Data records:
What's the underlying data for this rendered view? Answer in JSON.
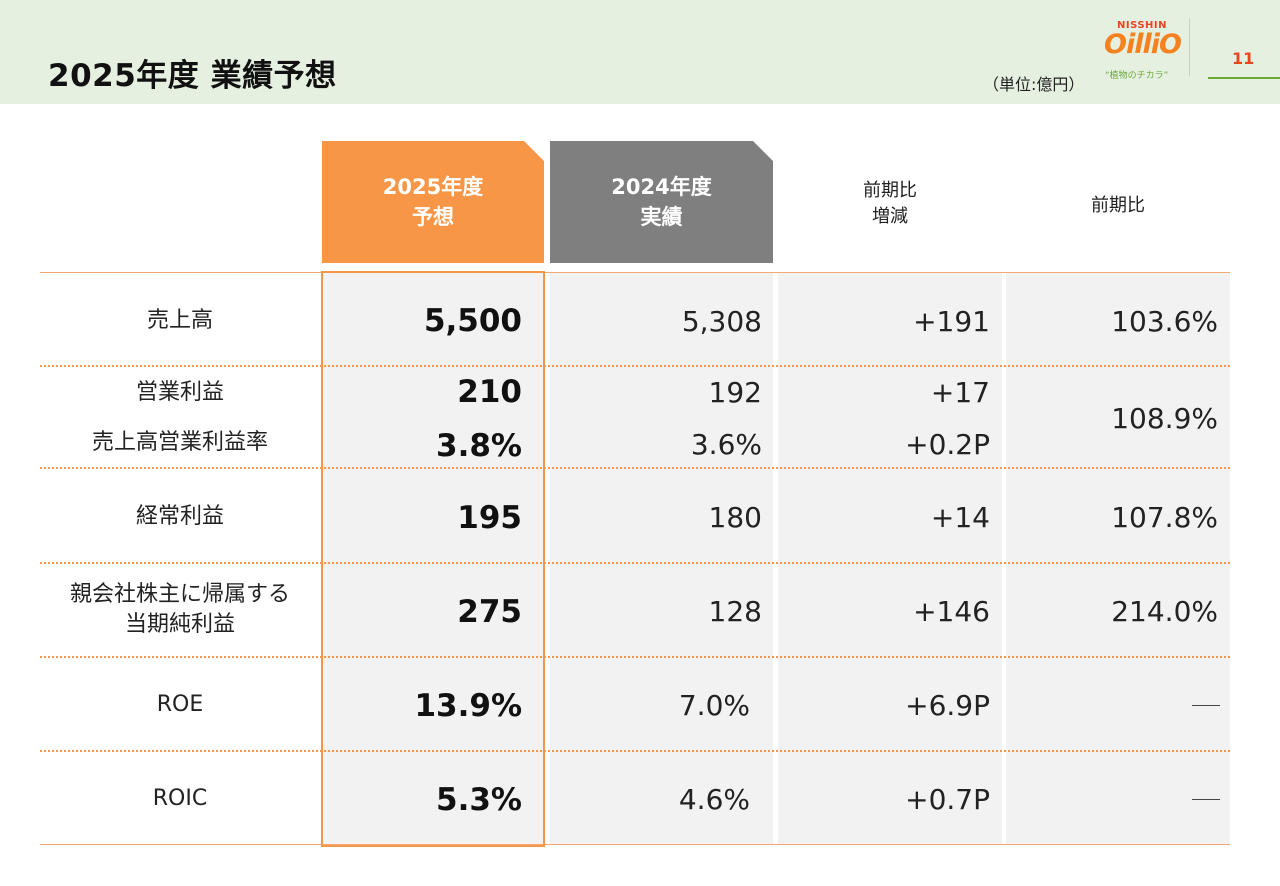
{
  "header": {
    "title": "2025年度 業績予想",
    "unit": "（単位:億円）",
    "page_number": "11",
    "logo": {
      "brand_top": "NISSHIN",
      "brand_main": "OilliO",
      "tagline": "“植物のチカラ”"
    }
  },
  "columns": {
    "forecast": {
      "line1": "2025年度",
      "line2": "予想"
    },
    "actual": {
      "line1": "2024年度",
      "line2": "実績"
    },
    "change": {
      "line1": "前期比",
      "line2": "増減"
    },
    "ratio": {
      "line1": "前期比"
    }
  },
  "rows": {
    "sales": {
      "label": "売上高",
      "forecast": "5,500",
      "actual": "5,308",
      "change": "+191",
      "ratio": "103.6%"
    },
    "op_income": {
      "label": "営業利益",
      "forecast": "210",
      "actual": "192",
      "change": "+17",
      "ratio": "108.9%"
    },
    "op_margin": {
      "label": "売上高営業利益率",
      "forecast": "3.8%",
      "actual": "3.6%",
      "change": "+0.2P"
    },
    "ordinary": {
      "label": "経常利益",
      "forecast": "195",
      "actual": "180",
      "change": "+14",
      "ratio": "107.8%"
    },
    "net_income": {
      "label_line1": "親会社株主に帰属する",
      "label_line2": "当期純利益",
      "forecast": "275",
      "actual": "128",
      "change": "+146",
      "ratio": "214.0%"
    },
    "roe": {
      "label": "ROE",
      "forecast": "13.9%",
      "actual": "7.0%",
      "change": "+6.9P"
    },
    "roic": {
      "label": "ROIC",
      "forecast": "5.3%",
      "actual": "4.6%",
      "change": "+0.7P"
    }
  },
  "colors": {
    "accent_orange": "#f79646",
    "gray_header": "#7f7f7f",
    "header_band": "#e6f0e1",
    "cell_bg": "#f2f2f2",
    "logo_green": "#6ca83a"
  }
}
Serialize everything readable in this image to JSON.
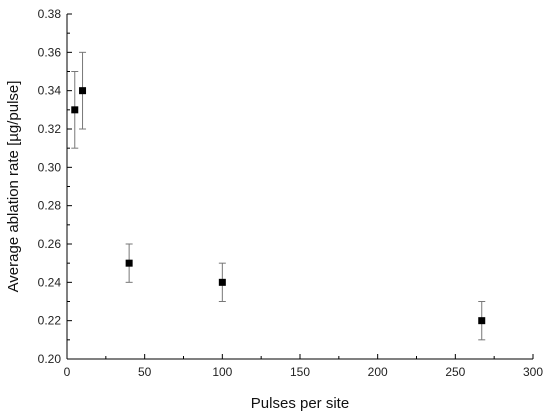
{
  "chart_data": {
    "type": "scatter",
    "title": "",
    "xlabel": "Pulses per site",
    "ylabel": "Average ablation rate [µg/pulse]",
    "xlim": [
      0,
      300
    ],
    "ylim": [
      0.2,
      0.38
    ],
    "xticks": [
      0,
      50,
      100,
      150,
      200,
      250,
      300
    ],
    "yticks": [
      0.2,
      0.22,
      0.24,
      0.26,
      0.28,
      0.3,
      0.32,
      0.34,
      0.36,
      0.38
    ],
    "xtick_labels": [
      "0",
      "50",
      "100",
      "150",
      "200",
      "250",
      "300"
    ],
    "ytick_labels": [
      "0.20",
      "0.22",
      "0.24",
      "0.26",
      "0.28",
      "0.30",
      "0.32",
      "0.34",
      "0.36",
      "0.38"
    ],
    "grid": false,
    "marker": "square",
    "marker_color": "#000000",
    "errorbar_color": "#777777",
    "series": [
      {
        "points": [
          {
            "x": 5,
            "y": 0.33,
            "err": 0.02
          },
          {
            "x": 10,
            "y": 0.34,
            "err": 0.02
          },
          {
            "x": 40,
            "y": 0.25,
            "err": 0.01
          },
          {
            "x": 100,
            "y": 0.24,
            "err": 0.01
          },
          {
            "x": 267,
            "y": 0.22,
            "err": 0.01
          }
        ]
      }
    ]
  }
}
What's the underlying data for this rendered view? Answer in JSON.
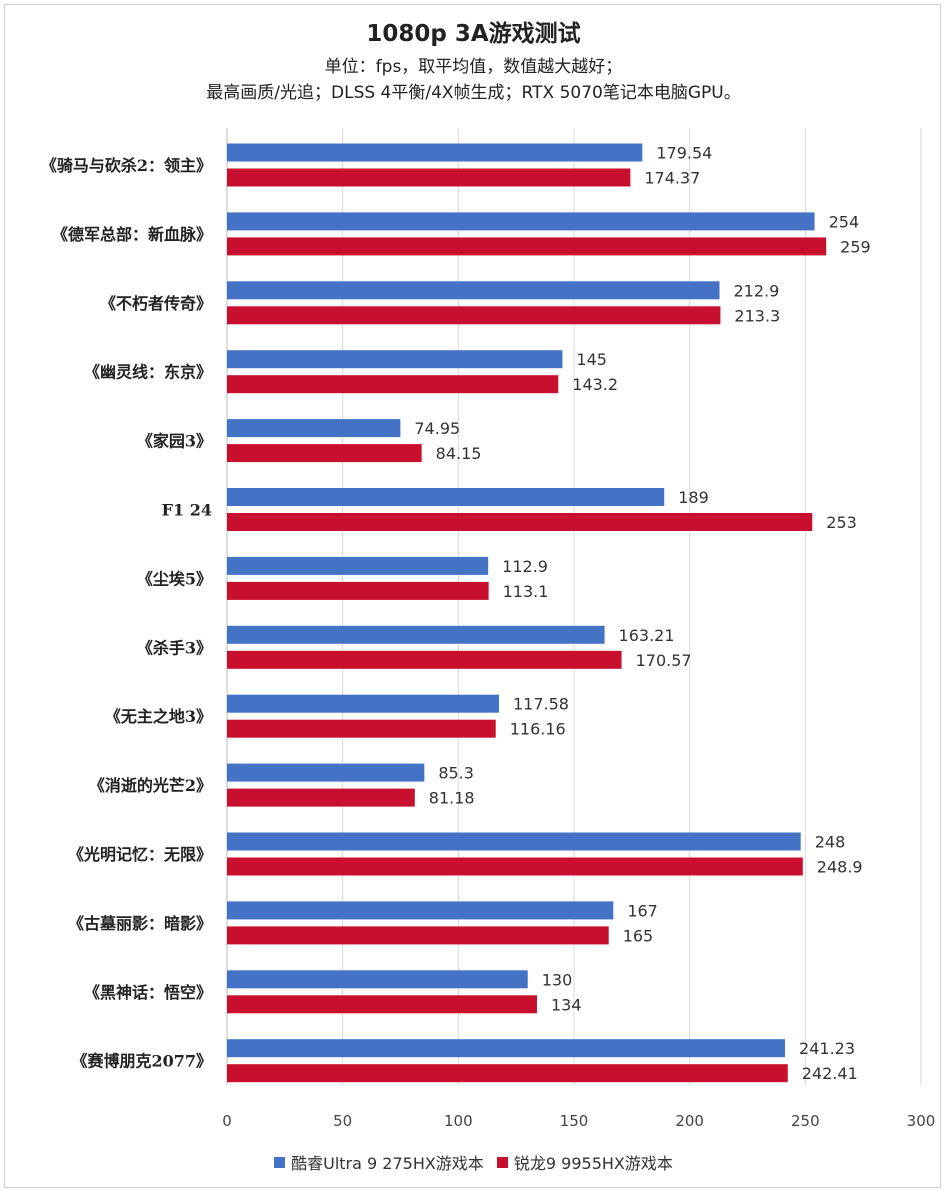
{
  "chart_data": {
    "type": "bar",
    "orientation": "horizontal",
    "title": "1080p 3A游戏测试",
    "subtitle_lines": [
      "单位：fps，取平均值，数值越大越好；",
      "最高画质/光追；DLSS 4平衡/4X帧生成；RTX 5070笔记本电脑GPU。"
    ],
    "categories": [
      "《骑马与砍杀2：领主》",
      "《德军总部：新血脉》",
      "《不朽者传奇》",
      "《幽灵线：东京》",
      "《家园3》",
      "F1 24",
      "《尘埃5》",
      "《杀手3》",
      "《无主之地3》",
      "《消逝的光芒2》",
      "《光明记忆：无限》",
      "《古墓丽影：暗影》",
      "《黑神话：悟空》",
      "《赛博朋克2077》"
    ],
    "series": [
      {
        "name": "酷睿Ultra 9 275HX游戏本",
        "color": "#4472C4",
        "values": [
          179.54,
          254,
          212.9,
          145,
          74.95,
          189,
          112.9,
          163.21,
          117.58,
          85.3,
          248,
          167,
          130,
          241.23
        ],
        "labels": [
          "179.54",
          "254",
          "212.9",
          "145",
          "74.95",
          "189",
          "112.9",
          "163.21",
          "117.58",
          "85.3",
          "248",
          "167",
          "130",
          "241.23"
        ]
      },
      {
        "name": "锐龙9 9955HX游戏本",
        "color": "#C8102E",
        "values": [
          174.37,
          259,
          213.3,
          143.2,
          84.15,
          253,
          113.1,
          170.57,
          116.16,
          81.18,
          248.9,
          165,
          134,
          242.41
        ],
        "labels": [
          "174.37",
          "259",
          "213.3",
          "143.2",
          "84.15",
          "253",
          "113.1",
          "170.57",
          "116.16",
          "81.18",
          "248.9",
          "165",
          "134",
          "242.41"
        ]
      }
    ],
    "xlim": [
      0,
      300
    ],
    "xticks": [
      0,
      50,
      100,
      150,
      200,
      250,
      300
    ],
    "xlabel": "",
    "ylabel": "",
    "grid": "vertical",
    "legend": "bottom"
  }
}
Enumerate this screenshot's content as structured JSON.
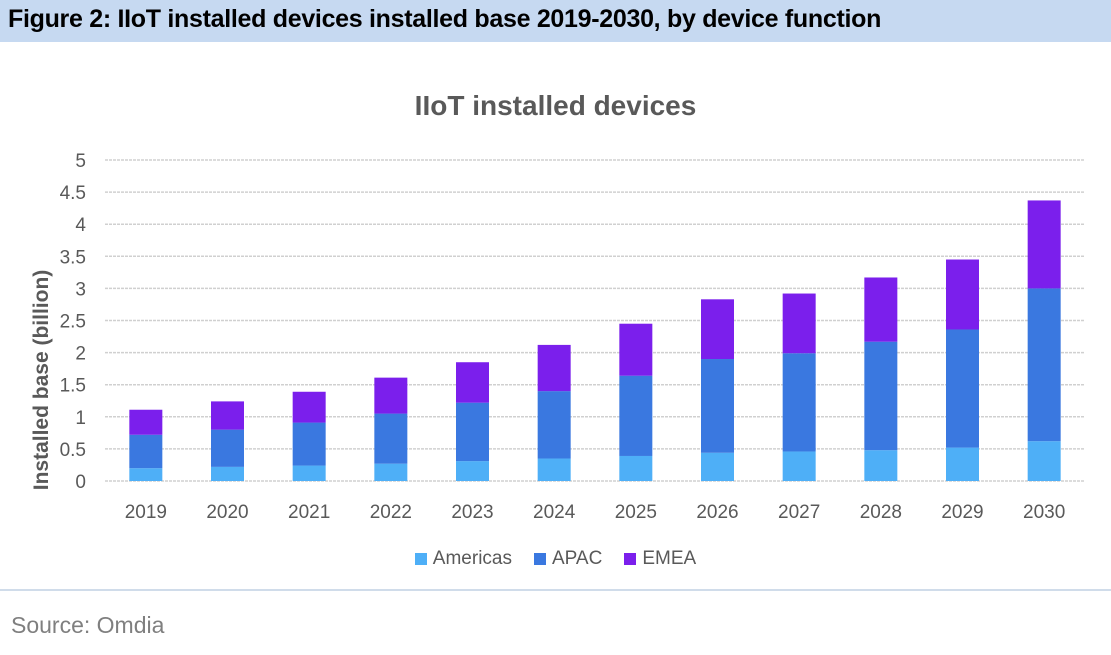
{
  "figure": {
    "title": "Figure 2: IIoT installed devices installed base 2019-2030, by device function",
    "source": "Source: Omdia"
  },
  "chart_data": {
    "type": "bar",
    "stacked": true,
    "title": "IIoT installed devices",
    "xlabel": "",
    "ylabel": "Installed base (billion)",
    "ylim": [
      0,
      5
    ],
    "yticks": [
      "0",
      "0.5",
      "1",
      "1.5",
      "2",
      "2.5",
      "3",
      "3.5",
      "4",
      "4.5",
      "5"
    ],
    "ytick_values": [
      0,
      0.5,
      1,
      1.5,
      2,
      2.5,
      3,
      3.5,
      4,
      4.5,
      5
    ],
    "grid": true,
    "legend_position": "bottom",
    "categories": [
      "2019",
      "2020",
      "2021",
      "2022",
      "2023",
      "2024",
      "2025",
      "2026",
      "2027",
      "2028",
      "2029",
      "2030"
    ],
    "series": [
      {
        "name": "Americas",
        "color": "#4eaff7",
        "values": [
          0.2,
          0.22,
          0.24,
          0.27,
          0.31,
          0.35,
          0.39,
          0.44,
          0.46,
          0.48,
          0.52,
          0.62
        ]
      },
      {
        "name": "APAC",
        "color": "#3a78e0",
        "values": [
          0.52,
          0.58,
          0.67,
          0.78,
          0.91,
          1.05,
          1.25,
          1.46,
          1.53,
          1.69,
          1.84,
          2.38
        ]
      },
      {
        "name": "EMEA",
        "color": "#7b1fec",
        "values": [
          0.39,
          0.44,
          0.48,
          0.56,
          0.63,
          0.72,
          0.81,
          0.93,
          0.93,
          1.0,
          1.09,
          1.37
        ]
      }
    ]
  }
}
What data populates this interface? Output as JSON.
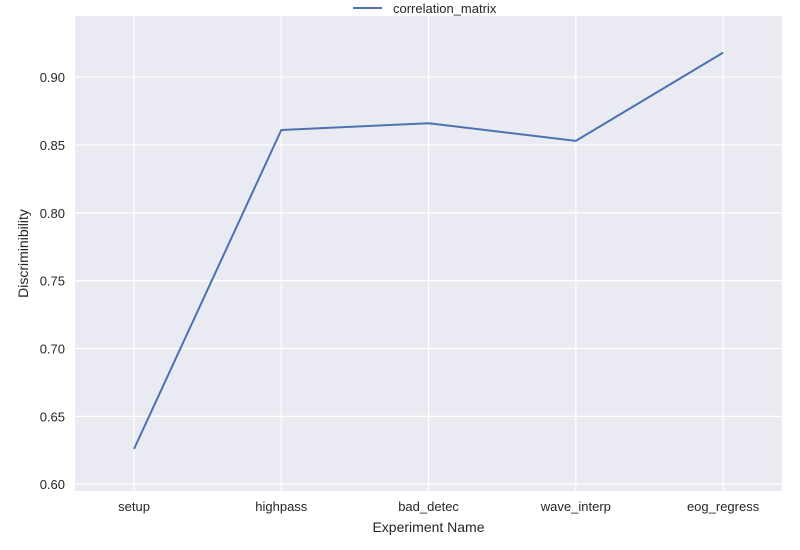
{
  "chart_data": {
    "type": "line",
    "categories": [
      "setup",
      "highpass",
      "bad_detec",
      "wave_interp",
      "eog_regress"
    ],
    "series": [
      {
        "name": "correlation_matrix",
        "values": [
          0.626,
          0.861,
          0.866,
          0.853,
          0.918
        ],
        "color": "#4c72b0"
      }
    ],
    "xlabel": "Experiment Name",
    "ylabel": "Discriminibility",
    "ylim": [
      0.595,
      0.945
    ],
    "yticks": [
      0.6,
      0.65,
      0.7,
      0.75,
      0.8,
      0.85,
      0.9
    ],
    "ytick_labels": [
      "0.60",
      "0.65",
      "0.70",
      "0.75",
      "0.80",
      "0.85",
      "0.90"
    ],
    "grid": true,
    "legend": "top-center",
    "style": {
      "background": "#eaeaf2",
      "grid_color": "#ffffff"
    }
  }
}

▶ **SET TASK**
Pick each line holding the word "devices" out of the data and copy it.

▶ **SOLVED PROBLEM**
    "title": "Figure 2: IIoT installed devices installed base 2019-2030, by device function",
    "title": "IIoT installed devices",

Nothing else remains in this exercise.